- [WHAT NEEDS TO BE DONE]
Select each line where the word "JSON" appears.

##### ENTRIES PROVIDED

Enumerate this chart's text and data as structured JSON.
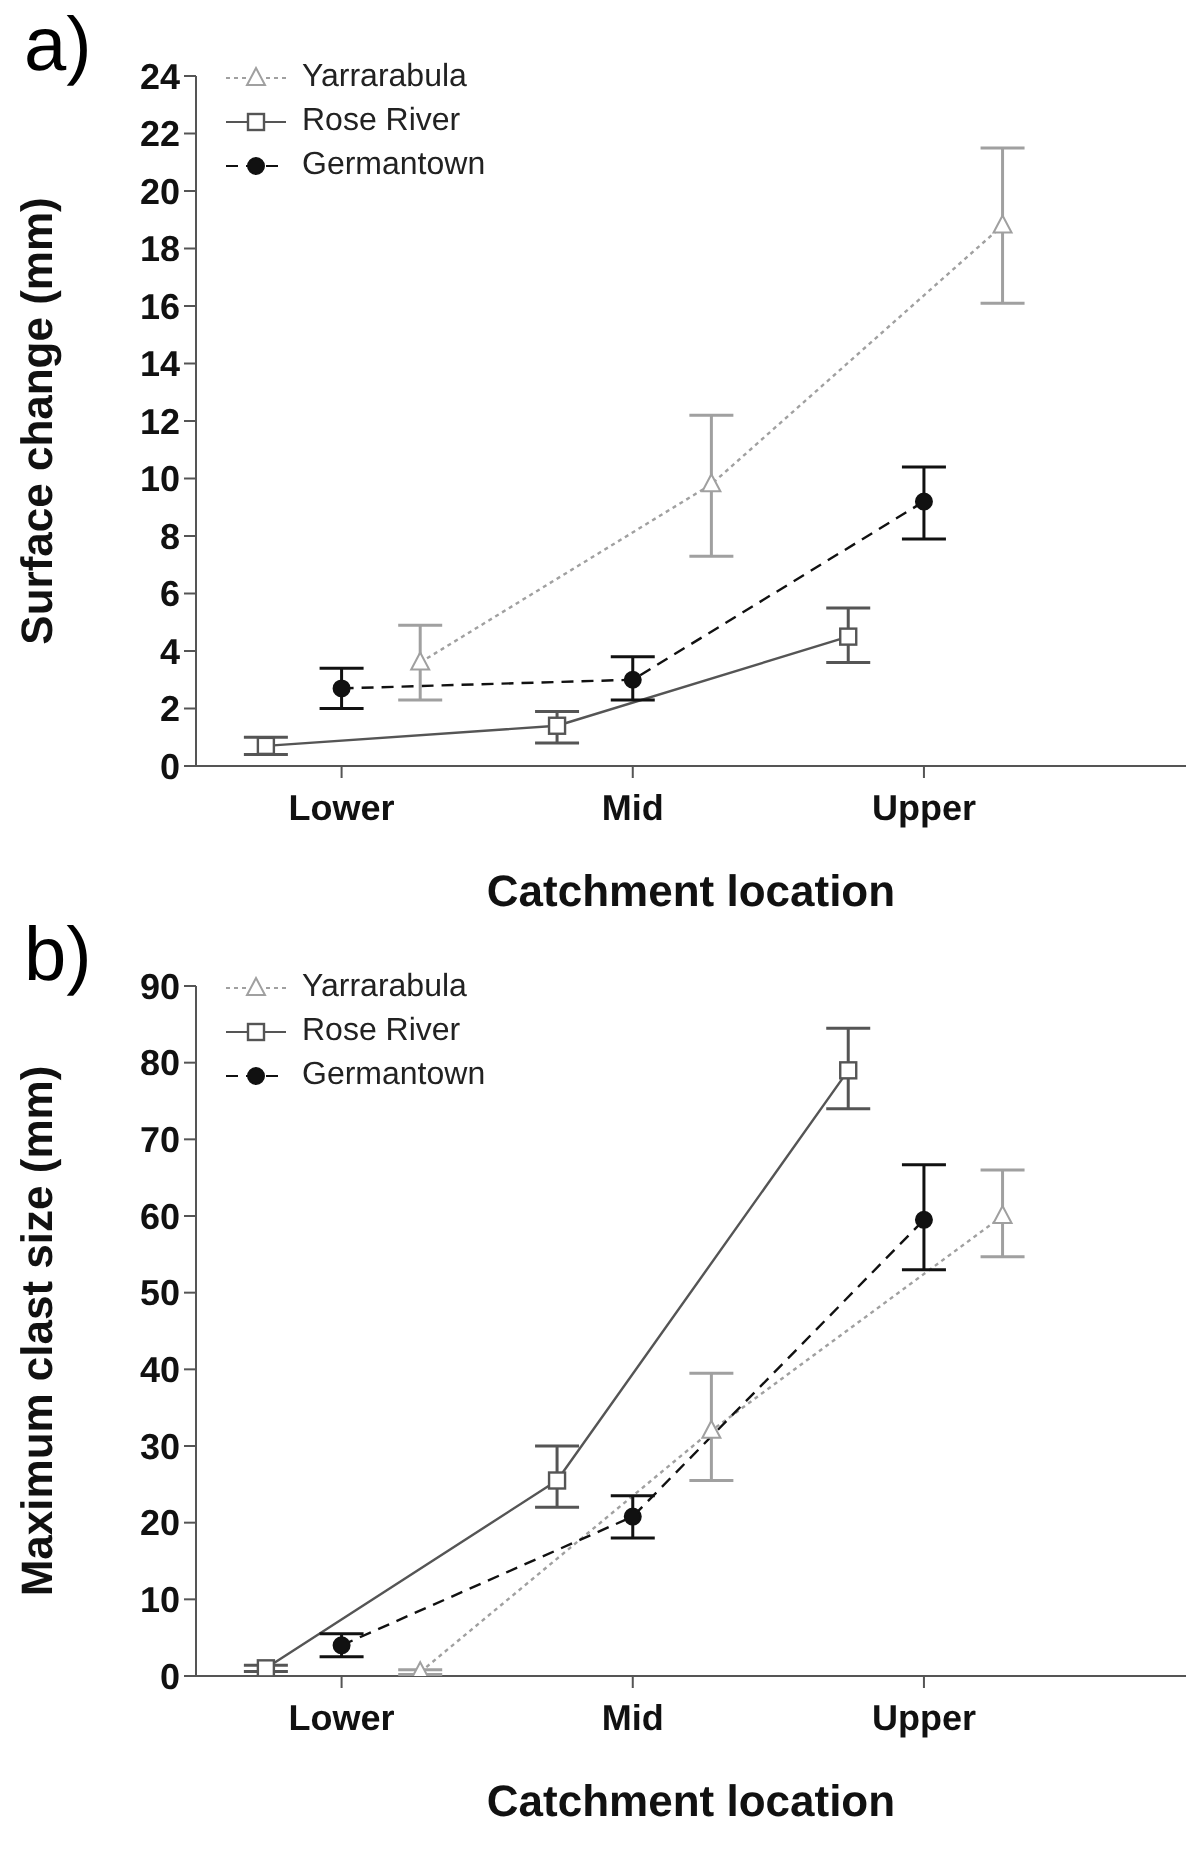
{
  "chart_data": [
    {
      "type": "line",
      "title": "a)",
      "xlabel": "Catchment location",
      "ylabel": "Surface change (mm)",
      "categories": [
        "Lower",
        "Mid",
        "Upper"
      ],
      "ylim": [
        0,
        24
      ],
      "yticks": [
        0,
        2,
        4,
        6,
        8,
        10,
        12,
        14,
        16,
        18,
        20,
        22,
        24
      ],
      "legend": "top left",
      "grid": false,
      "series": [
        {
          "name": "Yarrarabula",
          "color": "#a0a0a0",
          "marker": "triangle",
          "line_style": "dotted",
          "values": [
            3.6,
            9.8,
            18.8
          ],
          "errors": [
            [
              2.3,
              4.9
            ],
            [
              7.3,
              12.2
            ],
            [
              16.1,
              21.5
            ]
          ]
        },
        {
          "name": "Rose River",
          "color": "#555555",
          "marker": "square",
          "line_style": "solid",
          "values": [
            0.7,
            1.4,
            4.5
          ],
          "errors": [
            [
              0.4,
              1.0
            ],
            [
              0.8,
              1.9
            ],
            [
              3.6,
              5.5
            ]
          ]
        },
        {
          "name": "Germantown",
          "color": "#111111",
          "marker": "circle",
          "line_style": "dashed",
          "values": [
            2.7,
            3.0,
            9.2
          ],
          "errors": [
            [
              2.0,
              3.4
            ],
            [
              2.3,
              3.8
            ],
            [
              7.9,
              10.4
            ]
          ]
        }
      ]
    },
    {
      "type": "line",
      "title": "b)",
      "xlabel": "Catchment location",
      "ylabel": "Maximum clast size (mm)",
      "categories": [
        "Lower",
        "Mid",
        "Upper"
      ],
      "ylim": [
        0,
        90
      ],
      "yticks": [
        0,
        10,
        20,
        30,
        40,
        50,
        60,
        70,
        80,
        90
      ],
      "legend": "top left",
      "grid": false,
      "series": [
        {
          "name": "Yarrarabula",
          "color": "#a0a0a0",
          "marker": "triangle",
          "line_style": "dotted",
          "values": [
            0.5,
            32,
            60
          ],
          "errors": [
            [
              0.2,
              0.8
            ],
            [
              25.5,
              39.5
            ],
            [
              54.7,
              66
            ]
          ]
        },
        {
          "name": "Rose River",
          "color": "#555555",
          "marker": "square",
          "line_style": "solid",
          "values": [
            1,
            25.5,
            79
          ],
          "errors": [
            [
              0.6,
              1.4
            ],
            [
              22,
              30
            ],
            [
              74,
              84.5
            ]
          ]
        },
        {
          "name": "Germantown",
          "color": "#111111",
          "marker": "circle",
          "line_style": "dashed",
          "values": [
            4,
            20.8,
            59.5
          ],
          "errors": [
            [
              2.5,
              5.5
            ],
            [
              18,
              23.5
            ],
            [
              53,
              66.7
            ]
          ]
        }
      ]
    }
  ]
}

##########
##### ENTRIES PROVIDED

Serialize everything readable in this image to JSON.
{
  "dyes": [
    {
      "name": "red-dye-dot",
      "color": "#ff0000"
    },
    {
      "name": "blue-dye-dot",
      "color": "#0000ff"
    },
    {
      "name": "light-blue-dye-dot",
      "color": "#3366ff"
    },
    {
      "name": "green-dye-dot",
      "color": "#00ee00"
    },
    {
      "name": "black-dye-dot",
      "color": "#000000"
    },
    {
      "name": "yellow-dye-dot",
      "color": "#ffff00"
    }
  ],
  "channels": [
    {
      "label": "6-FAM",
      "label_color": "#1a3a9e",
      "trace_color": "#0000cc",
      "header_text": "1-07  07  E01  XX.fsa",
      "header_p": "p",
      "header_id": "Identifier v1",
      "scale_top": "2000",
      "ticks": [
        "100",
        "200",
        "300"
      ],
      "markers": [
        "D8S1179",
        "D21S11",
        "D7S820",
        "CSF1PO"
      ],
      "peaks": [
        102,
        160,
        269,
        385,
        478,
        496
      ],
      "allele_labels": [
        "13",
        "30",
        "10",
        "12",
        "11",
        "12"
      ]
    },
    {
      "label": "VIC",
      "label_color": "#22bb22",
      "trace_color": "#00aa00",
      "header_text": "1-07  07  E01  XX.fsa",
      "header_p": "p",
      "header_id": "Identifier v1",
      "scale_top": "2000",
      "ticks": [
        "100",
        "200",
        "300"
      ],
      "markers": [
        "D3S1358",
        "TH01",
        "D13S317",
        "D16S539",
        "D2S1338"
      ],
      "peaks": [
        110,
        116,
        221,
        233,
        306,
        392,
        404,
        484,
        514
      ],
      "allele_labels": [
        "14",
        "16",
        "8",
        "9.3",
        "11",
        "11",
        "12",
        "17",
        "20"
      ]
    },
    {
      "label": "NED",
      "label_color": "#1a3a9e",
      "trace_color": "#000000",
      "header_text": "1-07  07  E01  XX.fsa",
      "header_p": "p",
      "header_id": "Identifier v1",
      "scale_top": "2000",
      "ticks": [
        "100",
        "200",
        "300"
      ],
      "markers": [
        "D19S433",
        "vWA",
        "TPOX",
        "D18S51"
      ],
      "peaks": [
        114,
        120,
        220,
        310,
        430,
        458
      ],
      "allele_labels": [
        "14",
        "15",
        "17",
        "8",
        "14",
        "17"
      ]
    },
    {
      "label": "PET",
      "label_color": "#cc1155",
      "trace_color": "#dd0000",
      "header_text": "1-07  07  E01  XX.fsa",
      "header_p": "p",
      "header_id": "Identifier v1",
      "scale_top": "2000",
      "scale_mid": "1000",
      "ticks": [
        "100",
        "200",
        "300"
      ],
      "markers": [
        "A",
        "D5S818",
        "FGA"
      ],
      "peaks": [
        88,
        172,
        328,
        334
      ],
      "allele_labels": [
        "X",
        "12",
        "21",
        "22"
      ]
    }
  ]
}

##########
##### ENTRIES PROVIDED

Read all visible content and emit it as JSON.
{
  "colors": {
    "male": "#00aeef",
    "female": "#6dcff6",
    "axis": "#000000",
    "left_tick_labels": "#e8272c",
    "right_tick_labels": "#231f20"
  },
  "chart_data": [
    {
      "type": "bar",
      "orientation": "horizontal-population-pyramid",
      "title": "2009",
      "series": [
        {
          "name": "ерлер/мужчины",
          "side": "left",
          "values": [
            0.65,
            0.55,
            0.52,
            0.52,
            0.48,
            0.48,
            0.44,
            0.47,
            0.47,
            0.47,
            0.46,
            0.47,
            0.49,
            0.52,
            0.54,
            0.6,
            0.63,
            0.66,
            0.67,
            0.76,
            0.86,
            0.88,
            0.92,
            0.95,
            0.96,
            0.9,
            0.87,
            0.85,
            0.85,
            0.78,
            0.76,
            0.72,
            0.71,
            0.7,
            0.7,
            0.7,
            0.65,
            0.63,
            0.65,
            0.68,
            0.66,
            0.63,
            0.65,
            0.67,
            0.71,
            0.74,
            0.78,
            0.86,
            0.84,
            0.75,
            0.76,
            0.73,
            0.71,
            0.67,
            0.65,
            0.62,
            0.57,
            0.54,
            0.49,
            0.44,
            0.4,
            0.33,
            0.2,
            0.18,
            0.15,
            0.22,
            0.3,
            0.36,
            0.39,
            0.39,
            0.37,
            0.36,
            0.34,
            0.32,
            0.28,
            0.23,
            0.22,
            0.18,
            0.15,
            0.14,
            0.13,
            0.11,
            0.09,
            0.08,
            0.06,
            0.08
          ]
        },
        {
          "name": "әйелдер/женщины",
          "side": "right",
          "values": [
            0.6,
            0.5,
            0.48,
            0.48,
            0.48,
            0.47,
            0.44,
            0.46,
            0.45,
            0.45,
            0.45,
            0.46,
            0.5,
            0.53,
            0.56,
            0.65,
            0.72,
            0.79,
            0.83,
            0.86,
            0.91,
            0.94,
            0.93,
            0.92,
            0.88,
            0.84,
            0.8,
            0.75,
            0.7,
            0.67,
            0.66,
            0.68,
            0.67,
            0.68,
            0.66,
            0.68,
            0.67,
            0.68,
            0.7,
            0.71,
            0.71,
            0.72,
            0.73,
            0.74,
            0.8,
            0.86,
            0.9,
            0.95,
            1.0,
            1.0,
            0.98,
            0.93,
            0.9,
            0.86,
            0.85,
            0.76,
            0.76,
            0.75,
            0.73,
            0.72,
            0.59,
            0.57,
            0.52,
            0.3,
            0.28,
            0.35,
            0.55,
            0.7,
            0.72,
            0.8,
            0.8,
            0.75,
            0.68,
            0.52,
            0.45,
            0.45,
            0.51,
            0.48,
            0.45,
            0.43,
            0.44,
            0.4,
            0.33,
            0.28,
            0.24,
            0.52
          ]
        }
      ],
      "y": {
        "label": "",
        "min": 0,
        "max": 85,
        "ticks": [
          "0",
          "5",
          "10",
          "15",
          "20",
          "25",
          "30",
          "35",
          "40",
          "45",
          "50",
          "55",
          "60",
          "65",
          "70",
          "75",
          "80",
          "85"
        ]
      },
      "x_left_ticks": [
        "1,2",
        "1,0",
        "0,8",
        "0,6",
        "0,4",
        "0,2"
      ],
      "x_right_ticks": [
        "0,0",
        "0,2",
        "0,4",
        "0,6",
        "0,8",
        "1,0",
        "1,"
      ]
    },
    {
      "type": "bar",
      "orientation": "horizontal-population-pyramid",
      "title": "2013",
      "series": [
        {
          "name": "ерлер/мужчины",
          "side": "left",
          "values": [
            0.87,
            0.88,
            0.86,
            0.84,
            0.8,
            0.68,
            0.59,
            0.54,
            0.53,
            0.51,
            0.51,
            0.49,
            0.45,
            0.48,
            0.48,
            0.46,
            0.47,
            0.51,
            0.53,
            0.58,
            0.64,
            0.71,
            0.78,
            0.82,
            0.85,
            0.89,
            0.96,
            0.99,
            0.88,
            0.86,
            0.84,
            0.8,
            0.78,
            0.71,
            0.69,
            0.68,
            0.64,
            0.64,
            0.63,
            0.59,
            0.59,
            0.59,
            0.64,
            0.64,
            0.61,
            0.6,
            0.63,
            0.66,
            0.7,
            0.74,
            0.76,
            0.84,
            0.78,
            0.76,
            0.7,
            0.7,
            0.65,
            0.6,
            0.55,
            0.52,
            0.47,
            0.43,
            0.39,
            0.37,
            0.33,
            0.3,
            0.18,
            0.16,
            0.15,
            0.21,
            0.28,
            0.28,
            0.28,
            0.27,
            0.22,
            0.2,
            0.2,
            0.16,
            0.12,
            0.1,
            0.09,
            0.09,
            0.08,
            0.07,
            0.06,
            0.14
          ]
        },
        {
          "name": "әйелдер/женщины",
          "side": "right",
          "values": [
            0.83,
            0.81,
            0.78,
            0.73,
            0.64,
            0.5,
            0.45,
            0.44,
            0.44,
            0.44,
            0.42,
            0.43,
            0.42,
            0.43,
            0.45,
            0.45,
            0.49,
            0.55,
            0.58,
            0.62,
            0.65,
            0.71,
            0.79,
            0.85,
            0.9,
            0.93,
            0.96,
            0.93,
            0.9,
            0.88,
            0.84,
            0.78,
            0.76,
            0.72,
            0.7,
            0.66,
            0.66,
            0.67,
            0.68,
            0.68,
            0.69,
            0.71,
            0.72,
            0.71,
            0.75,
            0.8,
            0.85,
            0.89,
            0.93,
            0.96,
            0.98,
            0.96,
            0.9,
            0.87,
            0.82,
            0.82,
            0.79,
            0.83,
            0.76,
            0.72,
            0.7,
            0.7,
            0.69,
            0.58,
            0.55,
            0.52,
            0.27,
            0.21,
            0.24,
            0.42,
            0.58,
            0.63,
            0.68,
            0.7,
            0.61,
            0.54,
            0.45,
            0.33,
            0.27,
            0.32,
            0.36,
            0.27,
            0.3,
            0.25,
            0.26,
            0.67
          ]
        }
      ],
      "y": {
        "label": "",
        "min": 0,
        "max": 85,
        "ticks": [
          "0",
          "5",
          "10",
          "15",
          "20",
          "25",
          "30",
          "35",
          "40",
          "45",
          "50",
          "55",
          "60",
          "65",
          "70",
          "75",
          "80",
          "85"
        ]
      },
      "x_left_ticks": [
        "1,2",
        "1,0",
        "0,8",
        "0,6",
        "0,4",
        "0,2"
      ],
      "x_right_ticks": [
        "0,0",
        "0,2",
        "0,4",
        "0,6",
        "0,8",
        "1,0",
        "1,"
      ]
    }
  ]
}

##########

- [FULL SOLUTION]
Enumerate this chart's text and data as structured JSON.
Serialize everything readable in this image to JSON.
Read all visible content and emit it as JSON.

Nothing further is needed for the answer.